(Records excerpted from a collection)
******************************
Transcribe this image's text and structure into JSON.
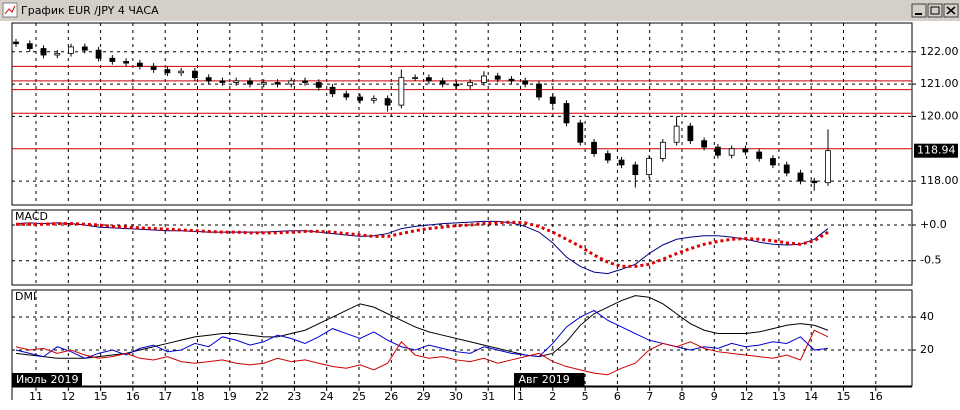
{
  "window": {
    "title": "График EUR /JPY  4 ЧАСА"
  },
  "x_axis": {
    "days": [
      "11",
      "12",
      "15",
      "16",
      "17",
      "18",
      "19",
      "22",
      "23",
      "24",
      "25",
      "26",
      "29",
      "30",
      "31",
      "1",
      "2",
      "5",
      "6",
      "7",
      "8",
      "9",
      "12",
      "13",
      "14",
      "15",
      "16"
    ],
    "month_labels": [
      "Июль 2019",
      "Авг 2019"
    ]
  },
  "chart_data": [
    {
      "type": "candlestick",
      "open": [
        122.3,
        122.25,
        122.1,
        121.9,
        121.95,
        122.15,
        122.05,
        121.8,
        121.7,
        121.65,
        121.55,
        121.45,
        121.35,
        121.4,
        121.2,
        121.1,
        121.05,
        121.1,
        121.0,
        121.05,
        121.0,
        121.1,
        121.05,
        120.9,
        120.7,
        120.6,
        120.5,
        120.55,
        120.35,
        121.2,
        121.2,
        121.1,
        121.0,
        120.95,
        121.05,
        121.25,
        121.15,
        121.1,
        121.0,
        120.6,
        120.4,
        119.8,
        119.2,
        118.85,
        118.65,
        118.5,
        118.2,
        118.7,
        119.2,
        119.7,
        119.25,
        119.05,
        118.8,
        119.0,
        118.9,
        118.7,
        118.5,
        118.25,
        118.0,
        117.95
      ],
      "high": [
        122.4,
        122.35,
        122.2,
        122.05,
        122.25,
        122.25,
        122.15,
        121.9,
        121.8,
        121.75,
        121.65,
        121.55,
        121.5,
        121.5,
        121.3,
        121.2,
        121.2,
        121.2,
        121.15,
        121.15,
        121.2,
        121.2,
        121.15,
        121.0,
        120.8,
        120.7,
        120.65,
        120.65,
        121.45,
        121.3,
        121.3,
        121.2,
        121.1,
        121.15,
        121.4,
        121.35,
        121.25,
        121.2,
        121.1,
        120.7,
        120.5,
        119.9,
        119.3,
        118.95,
        118.75,
        118.6,
        118.8,
        119.3,
        120.0,
        119.8,
        119.35,
        119.15,
        119.1,
        119.1,
        119.0,
        118.8,
        118.6,
        118.35,
        118.1,
        119.6
      ],
      "low": [
        122.15,
        122.0,
        121.8,
        121.8,
        121.85,
        121.95,
        121.7,
        121.6,
        121.55,
        121.45,
        121.35,
        121.25,
        121.25,
        121.1,
        121.0,
        120.95,
        120.95,
        120.9,
        120.9,
        120.9,
        120.9,
        120.95,
        120.8,
        120.6,
        120.5,
        120.4,
        120.4,
        120.15,
        120.25,
        121.1,
        121.0,
        120.9,
        120.85,
        120.85,
        120.95,
        121.05,
        121.0,
        120.9,
        120.5,
        120.3,
        119.7,
        119.1,
        118.75,
        118.55,
        118.4,
        117.8,
        118.1,
        118.6,
        119.1,
        119.15,
        118.95,
        118.7,
        118.7,
        118.8,
        118.6,
        118.4,
        118.15,
        117.9,
        117.7,
        117.85
      ],
      "close": [
        122.25,
        122.1,
        121.9,
        121.95,
        122.15,
        122.05,
        121.8,
        121.7,
        121.65,
        121.55,
        121.45,
        121.35,
        121.4,
        121.2,
        121.1,
        121.05,
        121.1,
        121.0,
        121.05,
        121.0,
        121.1,
        121.05,
        120.9,
        120.7,
        120.6,
        120.5,
        120.55,
        120.35,
        121.2,
        121.2,
        121.1,
        121.0,
        120.95,
        121.05,
        121.25,
        121.15,
        121.1,
        121.0,
        120.6,
        120.4,
        119.8,
        119.2,
        118.85,
        118.65,
        118.5,
        118.2,
        118.7,
        119.2,
        119.7,
        119.25,
        119.05,
        118.8,
        119.0,
        118.9,
        118.7,
        118.5,
        118.25,
        118.0,
        117.95,
        118.94
      ],
      "levels": [
        121.55,
        121.1,
        120.83,
        120.1,
        119.0
      ],
      "level_color": "#cc0000",
      "current": {
        "value": 118.94,
        "label": "118.94"
      },
      "ylim": [
        117.26,
        122.89
      ],
      "yticks": [
        {
          "value": 122,
          "label": "122.00"
        },
        {
          "value": 121,
          "label": "121.00"
        },
        {
          "value": 120,
          "label": "120.00"
        },
        {
          "value": 118,
          "label": "118.00"
        }
      ],
      "grid": true
    },
    {
      "type": "line",
      "title": "MACD",
      "series": [
        {
          "color": "#000080",
          "style": "solid",
          "values": [
            0.02,
            0.03,
            0.02,
            0.03,
            0.02,
            0.0,
            -0.03,
            -0.04,
            -0.05,
            -0.06,
            -0.07,
            -0.08,
            -0.08,
            -0.09,
            -0.1,
            -0.1,
            -0.1,
            -0.1,
            -0.1,
            -0.09,
            -0.08,
            -0.08,
            -0.1,
            -0.12,
            -0.14,
            -0.16,
            -0.15,
            -0.12,
            -0.05,
            -0.02,
            0.0,
            0.02,
            0.03,
            0.04,
            0.05,
            0.05,
            0.03,
            -0.02,
            -0.1,
            -0.25,
            -0.45,
            -0.58,
            -0.66,
            -0.68,
            -0.62,
            -0.55,
            -0.4,
            -0.28,
            -0.2,
            -0.17,
            -0.15,
            -0.15,
            -0.17,
            -0.2,
            -0.24,
            -0.27,
            -0.28,
            -0.27,
            -0.2,
            -0.05
          ]
        },
        {
          "color": "#dd0000",
          "style": "dotted",
          "values": [
            0.01,
            0.01,
            0.01,
            0.02,
            0.02,
            0.01,
            0.0,
            -0.02,
            -0.03,
            -0.04,
            -0.05,
            -0.06,
            -0.07,
            -0.08,
            -0.09,
            -0.1,
            -0.1,
            -0.11,
            -0.11,
            -0.11,
            -0.1,
            -0.09,
            -0.09,
            -0.1,
            -0.12,
            -0.14,
            -0.16,
            -0.16,
            -0.12,
            -0.08,
            -0.05,
            -0.03,
            -0.01,
            0.0,
            0.02,
            0.03,
            0.04,
            0.03,
            -0.02,
            -0.1,
            -0.2,
            -0.3,
            -0.42,
            -0.52,
            -0.58,
            -0.58,
            -0.55,
            -0.48,
            -0.4,
            -0.33,
            -0.27,
            -0.23,
            -0.2,
            -0.19,
            -0.2,
            -0.22,
            -0.25,
            -0.27,
            -0.22,
            -0.1
          ]
        }
      ],
      "ylim": [
        -0.84,
        0.21
      ],
      "yticks": [
        {
          "value": 0,
          "label": "+0.0"
        },
        {
          "value": -0.5,
          "label": "-0.5"
        }
      ],
      "grid": true
    },
    {
      "type": "line",
      "title": "DMI",
      "series": [
        {
          "color": "#000000",
          "style": "solid",
          "values": [
            18,
            17,
            16,
            15,
            15,
            15,
            16,
            17,
            18,
            20,
            22,
            24,
            26,
            28,
            29,
            30,
            30,
            29,
            28,
            28,
            30,
            32,
            36,
            40,
            44,
            48,
            46,
            42,
            38,
            34,
            31,
            29,
            27,
            25,
            23,
            21,
            19,
            17,
            16,
            18,
            25,
            35,
            42,
            46,
            50,
            53,
            52,
            48,
            42,
            36,
            32,
            30,
            30,
            30,
            31,
            33,
            35,
            36,
            35,
            32
          ]
        },
        {
          "color": "#0000cc",
          "style": "solid",
          "values": [
            20,
            18,
            16,
            22,
            19,
            15,
            18,
            20,
            17,
            21,
            23,
            19,
            20,
            24,
            22,
            28,
            26,
            23,
            25,
            29,
            27,
            24,
            28,
            33,
            30,
            27,
            31,
            26,
            22,
            20,
            23,
            21,
            19,
            18,
            22,
            20,
            18,
            17,
            16,
            24,
            34,
            40,
            44,
            38,
            34,
            30,
            26,
            24,
            22,
            20,
            22,
            21,
            24,
            22,
            23,
            25,
            24,
            28,
            20,
            21
          ]
        },
        {
          "color": "#cc0000",
          "style": "solid",
          "values": [
            22,
            20,
            21,
            18,
            20,
            17,
            15,
            16,
            18,
            15,
            14,
            16,
            13,
            12,
            13,
            14,
            12,
            11,
            12,
            15,
            13,
            14,
            12,
            10,
            9,
            11,
            8,
            12,
            25,
            17,
            15,
            16,
            14,
            13,
            15,
            12,
            14,
            16,
            18,
            13,
            10,
            8,
            6,
            5,
            9,
            12,
            20,
            24,
            22,
            25,
            21,
            19,
            18,
            17,
            16,
            15,
            17,
            14,
            32,
            28
          ]
        }
      ],
      "ylim": [
        -1.8,
        56.4
      ],
      "yticks": [
        40,
        20
      ],
      "grid": true
    }
  ]
}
******************************
# Problem:
Copy out each line in the listing that has the word "title".

# Answer to the task:
    "title": "График EUR /JPY  4 ЧАСА"
      "title": "MACD",
      "title": "DMI",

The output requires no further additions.